▸ **YOUR OBJECTIVE**:
Echo back every line below word for word, leaving out the picture.

▸ **Element boundary lines**:
START

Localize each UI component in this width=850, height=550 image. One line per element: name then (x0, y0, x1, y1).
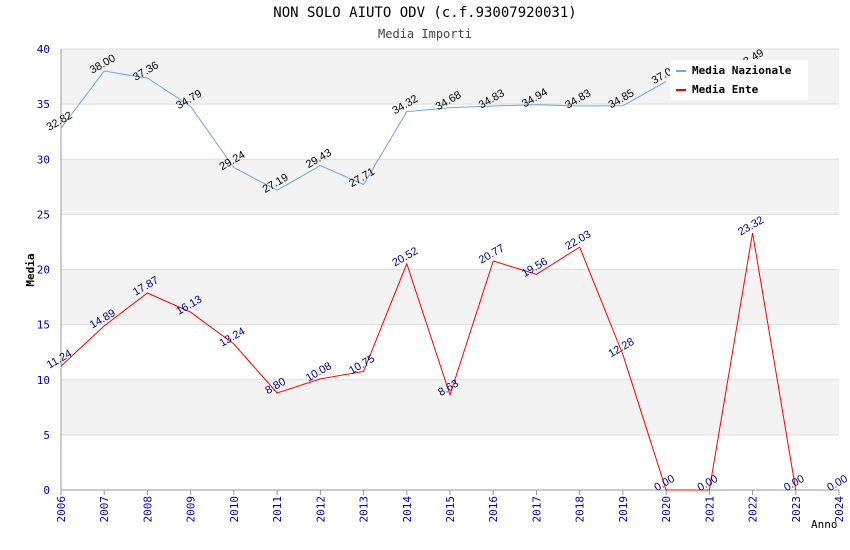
legend: Media Nazionale Media Ente (670, 60, 808, 100)
chart-subtitle: Media Importi (378, 27, 472, 41)
y-tick-label: 15 (37, 319, 50, 332)
y-tick-label: 5 (43, 429, 50, 442)
y-tick-label: 10 (37, 374, 50, 387)
plot-band (61, 379, 839, 435)
legend-label: Media Nazionale (692, 64, 792, 77)
x-tick-label: 2020 (660, 496, 673, 523)
series-line (60, 232, 797, 491)
y-tick-label: 0 (43, 484, 50, 497)
x-tick-label: 2010 (228, 496, 241, 523)
plot-band (61, 214, 839, 270)
tick-labels: 0 5 10 15 20 25 30 35 40 2006 2007 2008 2009 2010 2011… (37, 43, 846, 523)
y-tick-label: 25 (37, 208, 50, 221)
series-line (60, 70, 667, 191)
legend-swatch (676, 89, 686, 91)
x-tick-label: 2007 (98, 496, 111, 523)
plot-bands (61, 49, 839, 490)
x-tick-label: 2023 (790, 496, 803, 523)
series-lines (60, 70, 797, 491)
x-tick-label: 2009 (185, 496, 198, 523)
x-tick-label: 2012 (314, 496, 327, 523)
legend-item-media-ente: Media Ente (676, 83, 758, 97)
legend-item-media-nazionale: Media Nazionale (676, 64, 791, 78)
y-tick-label: 30 (37, 153, 50, 166)
x-tick-label: 2019 (617, 496, 630, 523)
x-tick-label: 2006 (55, 496, 68, 523)
x-tick-label: 2015 (444, 496, 457, 523)
y-axis-label: Media (24, 253, 37, 286)
y-tick-label: 40 (37, 43, 50, 56)
x-tick-label: 2011 (271, 496, 284, 523)
chart-title: NON SOLO AIUTO ODV (c.f.93007920031) (273, 5, 577, 21)
plot-band (61, 269, 839, 325)
x-tick-label: 2017 (530, 496, 543, 523)
x-tick-label: 2016 (487, 496, 500, 523)
x-tick-label: 2021 (703, 496, 716, 523)
legend-swatch (676, 70, 686, 72)
x-tick-label: 2022 (747, 496, 760, 523)
x-axis-label: Anno (811, 518, 838, 531)
plot-band (61, 104, 839, 160)
y-tick-label: 35 (37, 98, 50, 111)
plot-band (61, 434, 839, 490)
plot-band (61, 324, 839, 380)
x-tick-label: 2008 (141, 496, 154, 523)
x-tick-label: 2024 (833, 496, 846, 523)
x-tick-label: 2014 (401, 496, 414, 523)
x-tick-label: 2018 (574, 496, 587, 523)
legend-label: Media Ente (692, 83, 759, 96)
y-tick-label: 20 (37, 264, 50, 277)
plot-band (61, 159, 839, 215)
x-tick-label: 2013 (358, 496, 371, 523)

END

▸ **TASK RESPONSE**:
Localize each UI component in this width=850, height=550 image. One line per element: name then (x0, y0, x1, y1).
legend: Media Nazionale Media Ente (670, 60, 808, 100)
chart-subtitle: Media Importi (378, 27, 472, 41)
y-tick-label: 15 (37, 319, 50, 332)
y-tick-label: 5 (43, 429, 50, 442)
y-tick-label: 10 (37, 374, 50, 387)
plot-band (61, 379, 839, 435)
legend-label: Media Nazionale (692, 64, 792, 77)
x-tick-label: 2020 (660, 496, 673, 523)
series-line (60, 232, 797, 491)
y-tick-label: 0 (43, 484, 50, 497)
x-tick-label: 2010 (228, 496, 241, 523)
plot-band (61, 214, 839, 270)
tick-labels: 0 5 10 15 20 25 30 35 40 2006 2007 2008 2009 2010 2011… (37, 43, 846, 523)
y-tick-label: 25 (37, 208, 50, 221)
series-line (60, 70, 667, 191)
legend-swatch (676, 89, 686, 91)
x-tick-label: 2007 (98, 496, 111, 523)
plot-bands (61, 49, 839, 490)
x-tick-label: 2023 (790, 496, 803, 523)
series-lines (60, 70, 797, 491)
x-tick-label: 2009 (185, 496, 198, 523)
x-tick-label: 2012 (314, 496, 327, 523)
legend-item-media-ente: Media Ente (676, 83, 758, 97)
legend-item-media-nazionale: Media Nazionale (676, 64, 791, 78)
y-tick-label: 30 (37, 153, 50, 166)
x-tick-label: 2019 (617, 496, 630, 523)
x-tick-label: 2006 (55, 496, 68, 523)
x-tick-label: 2015 (444, 496, 457, 523)
y-axis-label: Media (24, 253, 37, 286)
y-tick-label: 40 (37, 43, 50, 56)
x-tick-label: 2011 (271, 496, 284, 523)
chart-title: NON SOLO AIUTO ODV (c.f.93007920031) (273, 5, 577, 21)
plot-band (61, 269, 839, 325)
x-tick-label: 2017 (530, 496, 543, 523)
x-tick-label: 2016 (487, 496, 500, 523)
x-tick-label: 2021 (703, 496, 716, 523)
legend-swatch (676, 70, 686, 72)
x-tick-label: 2022 (747, 496, 760, 523)
x-axis-label: Anno (811, 518, 838, 531)
plot-band (61, 104, 839, 160)
y-tick-label: 35 (37, 98, 50, 111)
plot-band (61, 434, 839, 490)
plot-band (61, 324, 839, 380)
x-tick-label: 2008 (141, 496, 154, 523)
x-tick-label: 2024 (833, 496, 846, 523)
x-tick-label: 2014 (401, 496, 414, 523)
x-tick-label: 2018 (574, 496, 587, 523)
legend-label: Media Ente (692, 83, 759, 96)
y-tick-label: 20 (37, 264, 50, 277)
plot-band (61, 159, 839, 215)
x-tick-label: 2013 (358, 496, 371, 523)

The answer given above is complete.